Record list:
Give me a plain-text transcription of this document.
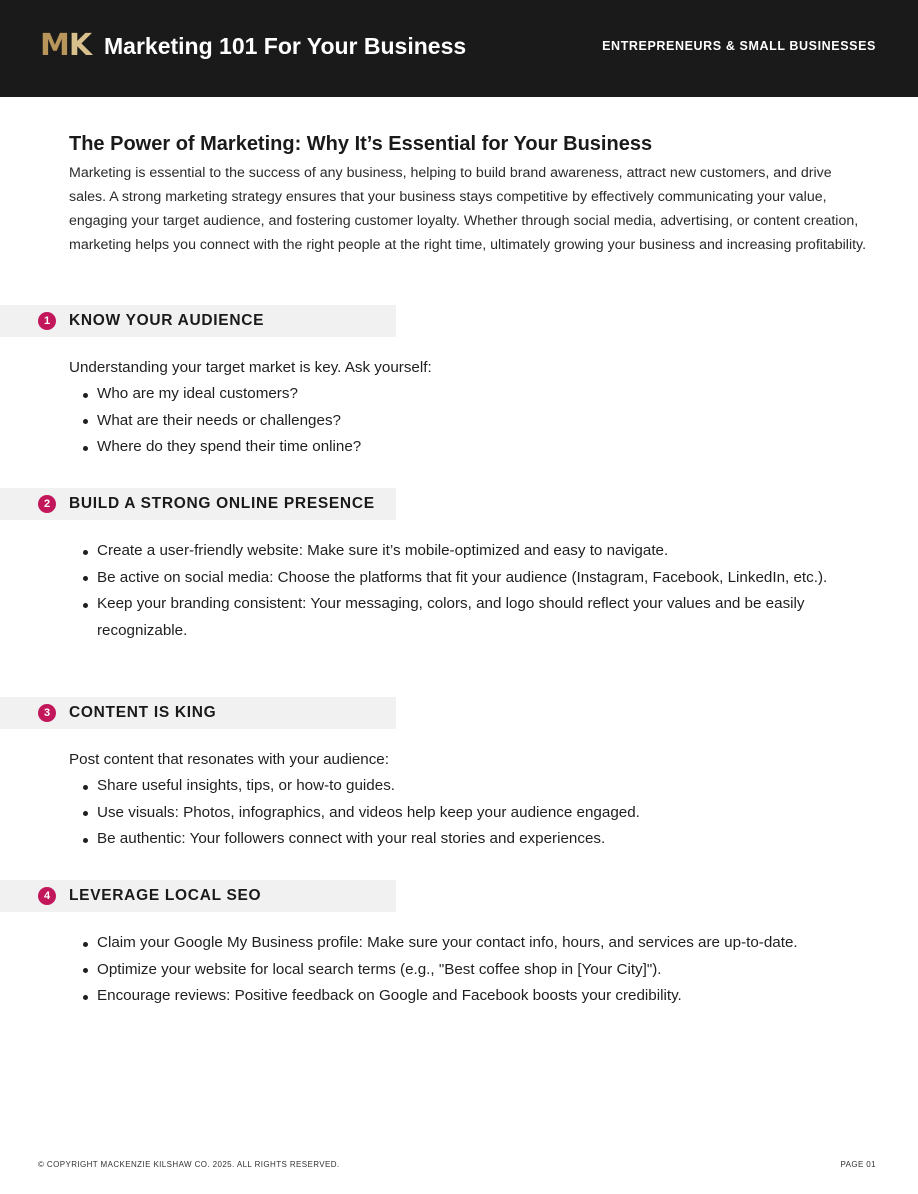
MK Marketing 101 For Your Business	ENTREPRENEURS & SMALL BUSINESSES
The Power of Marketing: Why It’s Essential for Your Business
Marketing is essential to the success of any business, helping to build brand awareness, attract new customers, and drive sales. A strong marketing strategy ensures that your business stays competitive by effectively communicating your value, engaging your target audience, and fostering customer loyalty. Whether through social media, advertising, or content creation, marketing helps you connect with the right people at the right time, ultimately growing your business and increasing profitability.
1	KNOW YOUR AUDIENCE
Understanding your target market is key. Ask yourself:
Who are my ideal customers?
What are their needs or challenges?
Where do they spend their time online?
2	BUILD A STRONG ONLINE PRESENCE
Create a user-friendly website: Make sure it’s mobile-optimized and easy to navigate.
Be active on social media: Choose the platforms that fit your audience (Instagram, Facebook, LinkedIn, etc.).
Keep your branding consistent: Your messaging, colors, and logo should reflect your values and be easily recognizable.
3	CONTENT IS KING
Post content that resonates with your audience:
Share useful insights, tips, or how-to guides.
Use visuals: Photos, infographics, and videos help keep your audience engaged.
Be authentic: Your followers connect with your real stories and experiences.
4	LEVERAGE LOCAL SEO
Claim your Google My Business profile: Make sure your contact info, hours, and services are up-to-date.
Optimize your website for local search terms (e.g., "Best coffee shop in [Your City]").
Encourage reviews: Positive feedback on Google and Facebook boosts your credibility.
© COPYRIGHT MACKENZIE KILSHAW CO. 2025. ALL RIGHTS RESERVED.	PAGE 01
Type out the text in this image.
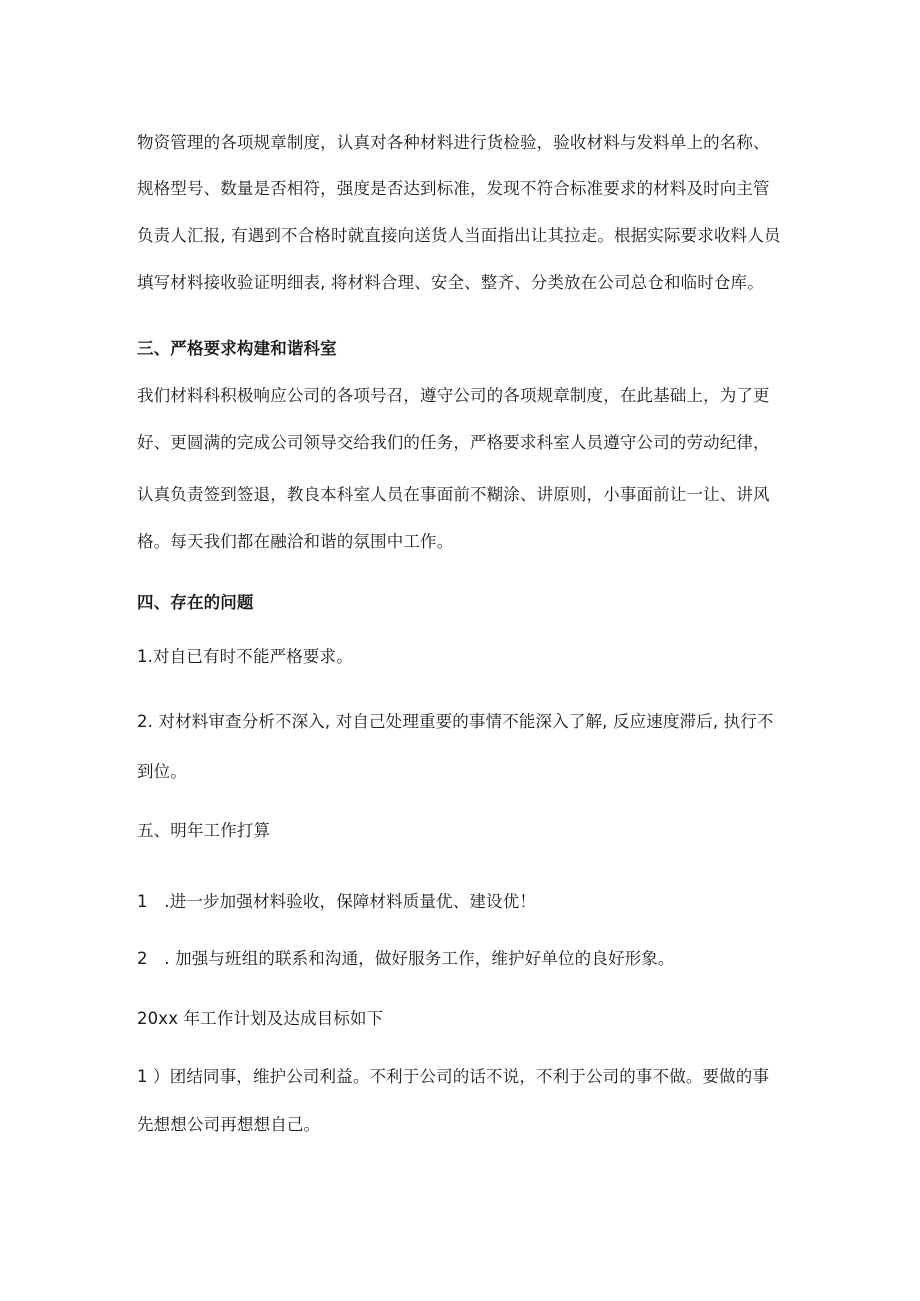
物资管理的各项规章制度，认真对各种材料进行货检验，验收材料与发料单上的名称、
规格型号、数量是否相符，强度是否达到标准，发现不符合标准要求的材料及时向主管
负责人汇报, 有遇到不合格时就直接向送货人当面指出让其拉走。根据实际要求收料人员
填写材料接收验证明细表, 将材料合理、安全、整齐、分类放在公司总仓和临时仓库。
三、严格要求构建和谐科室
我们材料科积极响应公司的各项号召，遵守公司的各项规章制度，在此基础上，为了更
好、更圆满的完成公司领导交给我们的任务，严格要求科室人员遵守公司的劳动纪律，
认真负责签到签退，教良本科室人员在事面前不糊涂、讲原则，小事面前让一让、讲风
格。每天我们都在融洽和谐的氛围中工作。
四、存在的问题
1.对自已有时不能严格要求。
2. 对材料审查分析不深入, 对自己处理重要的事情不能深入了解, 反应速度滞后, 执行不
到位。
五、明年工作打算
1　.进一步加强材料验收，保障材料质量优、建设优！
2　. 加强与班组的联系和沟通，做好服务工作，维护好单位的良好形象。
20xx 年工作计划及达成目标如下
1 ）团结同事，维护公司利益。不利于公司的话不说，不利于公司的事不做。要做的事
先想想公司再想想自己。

Short problem:
Repeat the data exactly, without the pictures.

Answer to this problem:
Give me a plain-text transcription of this document.
MK Marketing 101 For Your Business	ENTREPRENEURS & SMALL BUSINESSES
The Power of Marketing: Why It’s Essential for Your Business
Marketing is essential to the success of any business, helping to build brand awareness, attract new customers, and drive sales. A strong marketing strategy ensures that your business stays competitive by effectively communicating your value, engaging your target audience, and fostering customer loyalty. Whether through social media, advertising, or content creation, marketing helps you connect with the right people at the right time, ultimately growing your business and increasing profitability.
1	KNOW YOUR AUDIENCE
Understanding your target market is key. Ask yourself:
Who are my ideal customers?
What are their needs or challenges?
Where do they spend their time online?
2	BUILD A STRONG ONLINE PRESENCE
Create a user-friendly website: Make sure it’s mobile-optimized and easy to navigate.
Be active on social media: Choose the platforms that fit your audience (Instagram, Facebook, LinkedIn, etc.).
Keep your branding consistent: Your messaging, colors, and logo should reflect your values and be easily recognizable.
3	CONTENT IS KING
Post content that resonates with your audience:
Share useful insights, tips, or how-to guides.
Use visuals: Photos, infographics, and videos help keep your audience engaged.
Be authentic: Your followers connect with your real stories and experiences.
4	LEVERAGE LOCAL SEO
Claim your Google My Business profile: Make sure your contact info, hours, and services are up-to-date.
Optimize your website for local search terms (e.g., "Best coffee shop in [Your City]").
Encourage reviews: Positive feedback on Google and Facebook boosts your credibility.
© COPYRIGHT MACKENZIE KILSHAW CO. 2025. ALL RIGHTS RESERVED.	PAGE 01
Type out the text in this image.
物资管理的各项规章制度，认真对各种材料进行货检验，验收材料与发料单上的名称、
规格型号、数量是否相符，强度是否达到标准，发现不符合标准要求的材料及时向主管
负责人汇报, 有遇到不合格时就直接向送货人当面指出让其拉走。根据实际要求收料人员
填写材料接收验证明细表, 将材料合理、安全、整齐、分类放在公司总仓和临时仓库。
三、严格要求构建和谐科室
我们材料科积极响应公司的各项号召，遵守公司的各项规章制度，在此基础上，为了更
好、更圆满的完成公司领导交给我们的任务，严格要求科室人员遵守公司的劳动纪律，
认真负责签到签退，教良本科室人员在事面前不糊涂、讲原则，小事面前让一让、讲风
格。每天我们都在融洽和谐的氛围中工作。
四、存在的问题
1.对自已有时不能严格要求。
2. 对材料审查分析不深入, 对自己处理重要的事情不能深入了解, 反应速度滞后, 执行不
到位。
五、明年工作打算
1　.进一步加强材料验收，保障材料质量优、建设优！
2　. 加强与班组的联系和沟通，做好服务工作，维护好单位的良好形象。
20xx 年工作计划及达成目标如下
1 ）团结同事，维护公司利益。不利于公司的话不说，不利于公司的事不做。要做的事
先想想公司再想想自己。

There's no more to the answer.